Return the lines below that carry the word "title".

Dataset entries on figures:
┌──

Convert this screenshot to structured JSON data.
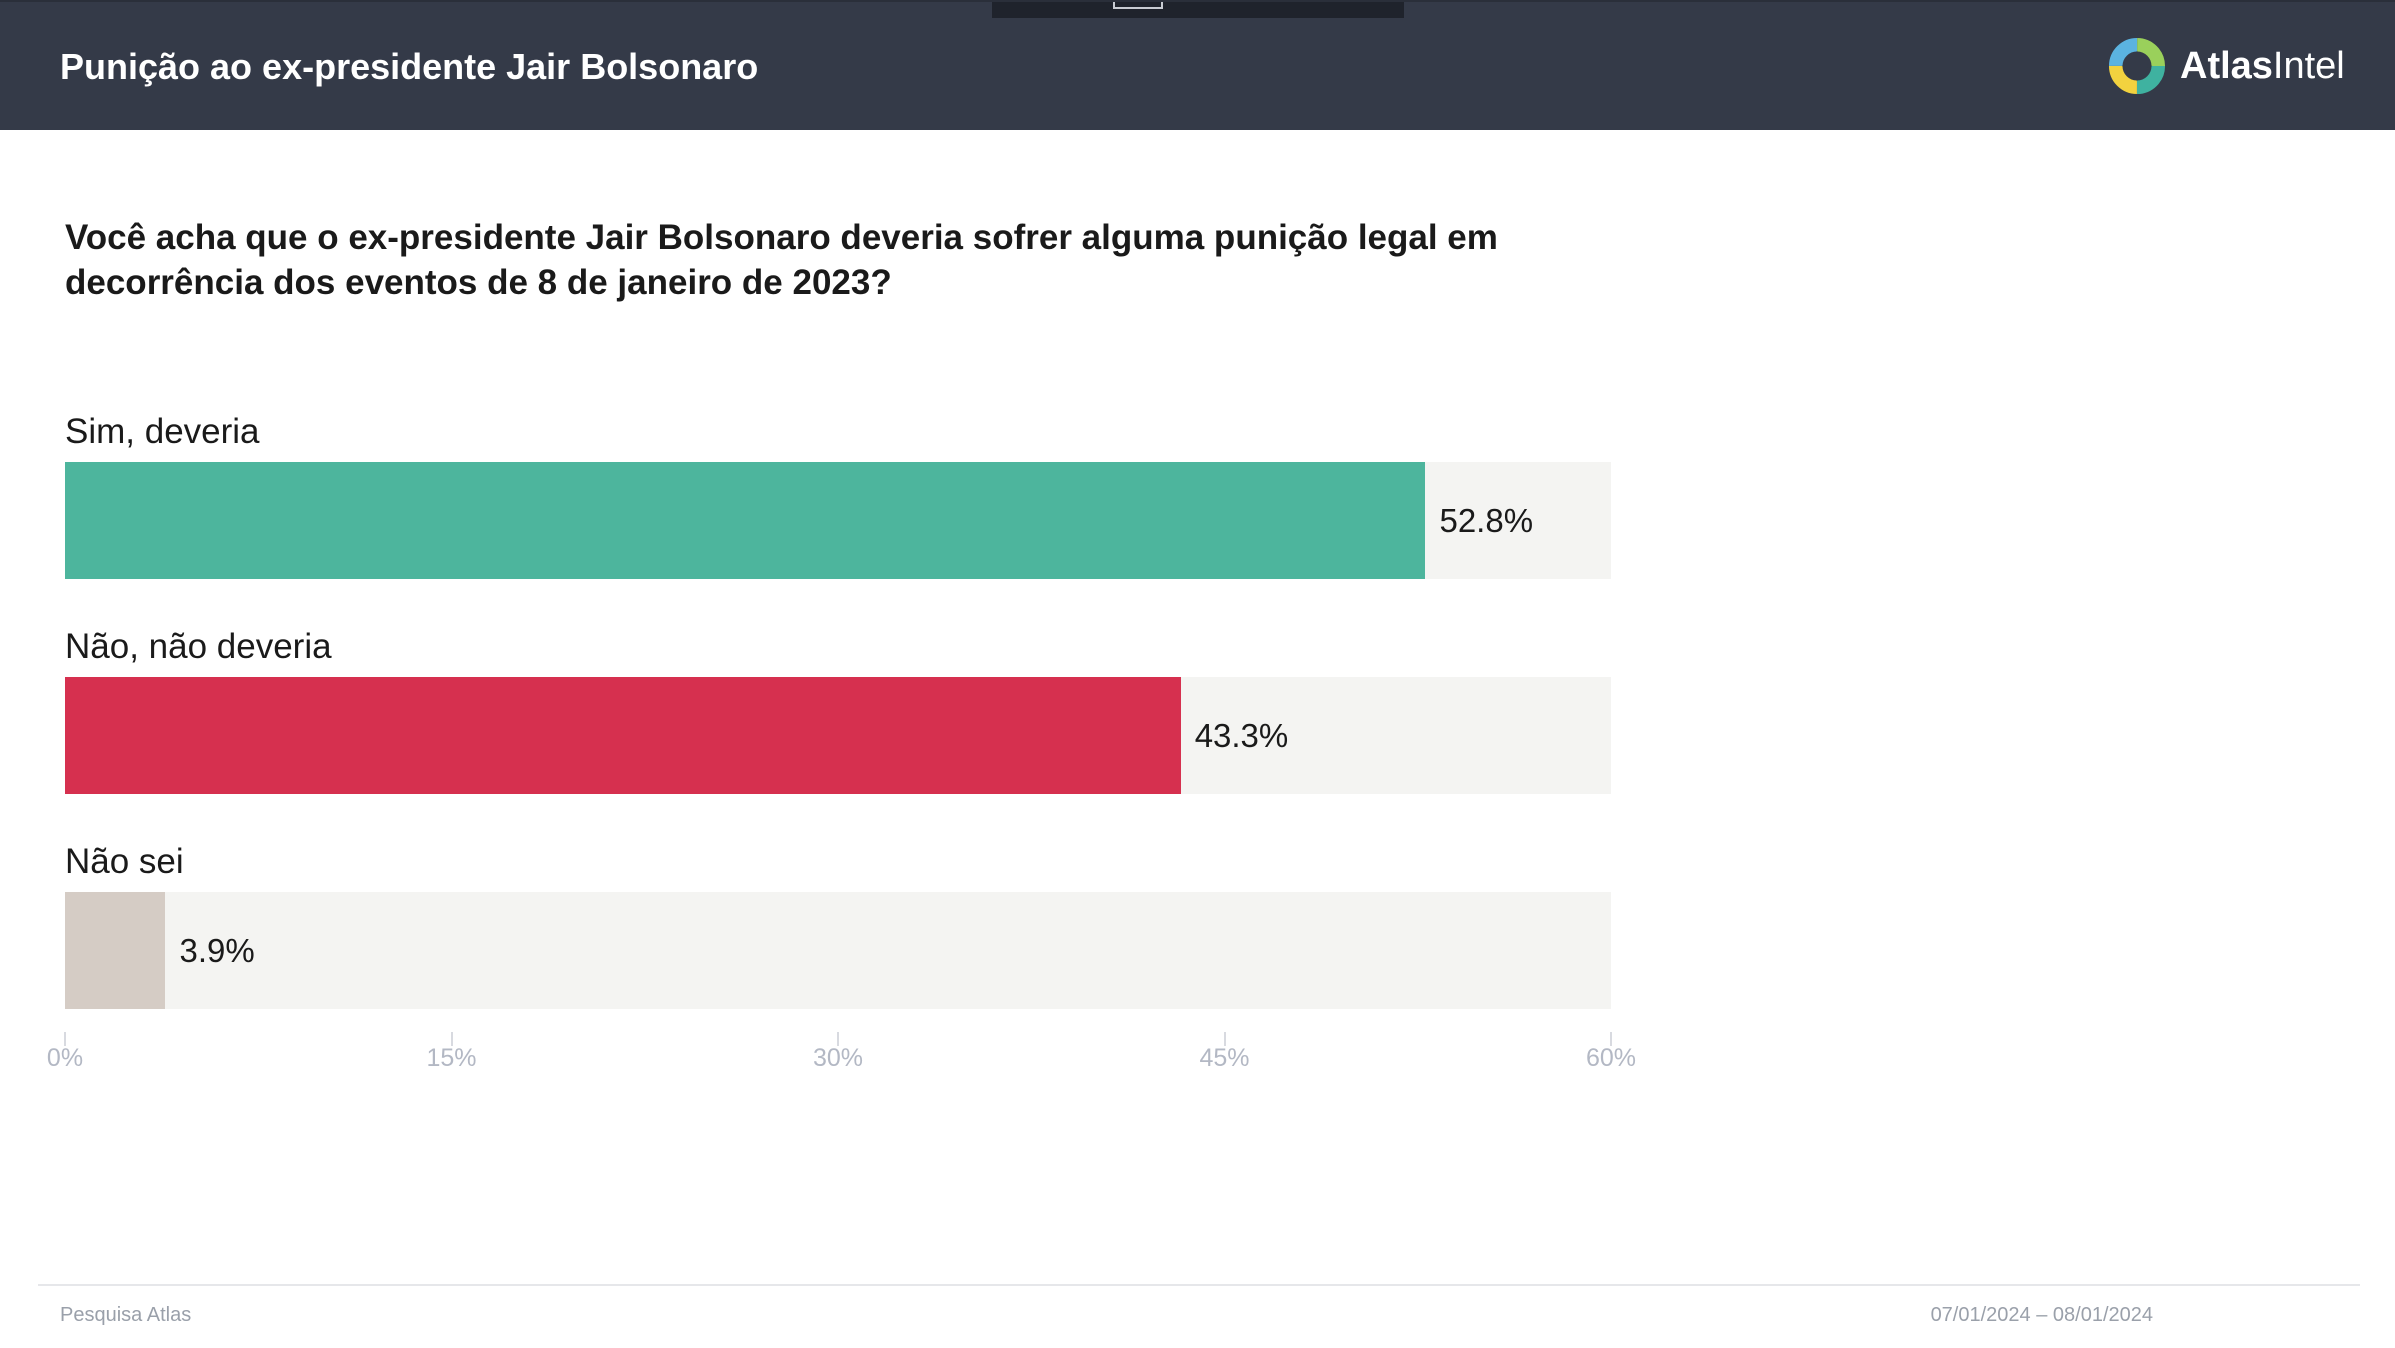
{
  "header": {
    "title": "Punição ao ex-presidente Jair Bolsonaro",
    "logo": {
      "bold": "Atlas",
      "regular": "Intel",
      "colors": [
        "#3fb2a0",
        "#f2d23f",
        "#5bb3e0",
        "#9ad05b"
      ]
    }
  },
  "chart_data": {
    "type": "bar",
    "orientation": "horizontal",
    "title": "Você acha que o ex-presidente Jair Bolsonaro deveria sofrer alguma punição legal em decorrência dos eventos de 8 de janeiro de 2023?",
    "categories": [
      "Sim, deveria",
      "Não, não deveria",
      "Não sei"
    ],
    "values": [
      52.8,
      43.3,
      3.9
    ],
    "value_labels": [
      "52.8%",
      "43.3%",
      "3.9%"
    ],
    "colors": [
      "#4db59d",
      "#d6304f",
      "#d5ccc5"
    ],
    "xlim": [
      0,
      60
    ],
    "ticks": [
      0,
      15,
      30,
      45,
      60
    ],
    "tick_labels": [
      "0%",
      "15%",
      "30%",
      "45%",
      "60%"
    ],
    "grid": false
  },
  "footer": {
    "source": "Pesquisa Atlas",
    "dates": "07/01/2024 – 08/01/2024"
  }
}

└──

WRITTEN RESPONSE:
    "title": "Punição ao ex-presidente Jair Bolsonaro",
    "title": "Você acha que o ex-presidente Jair Bolsonaro deveria sofrer alguma punição legal em decorrência dos eventos de 8 de janeiro de 2023?",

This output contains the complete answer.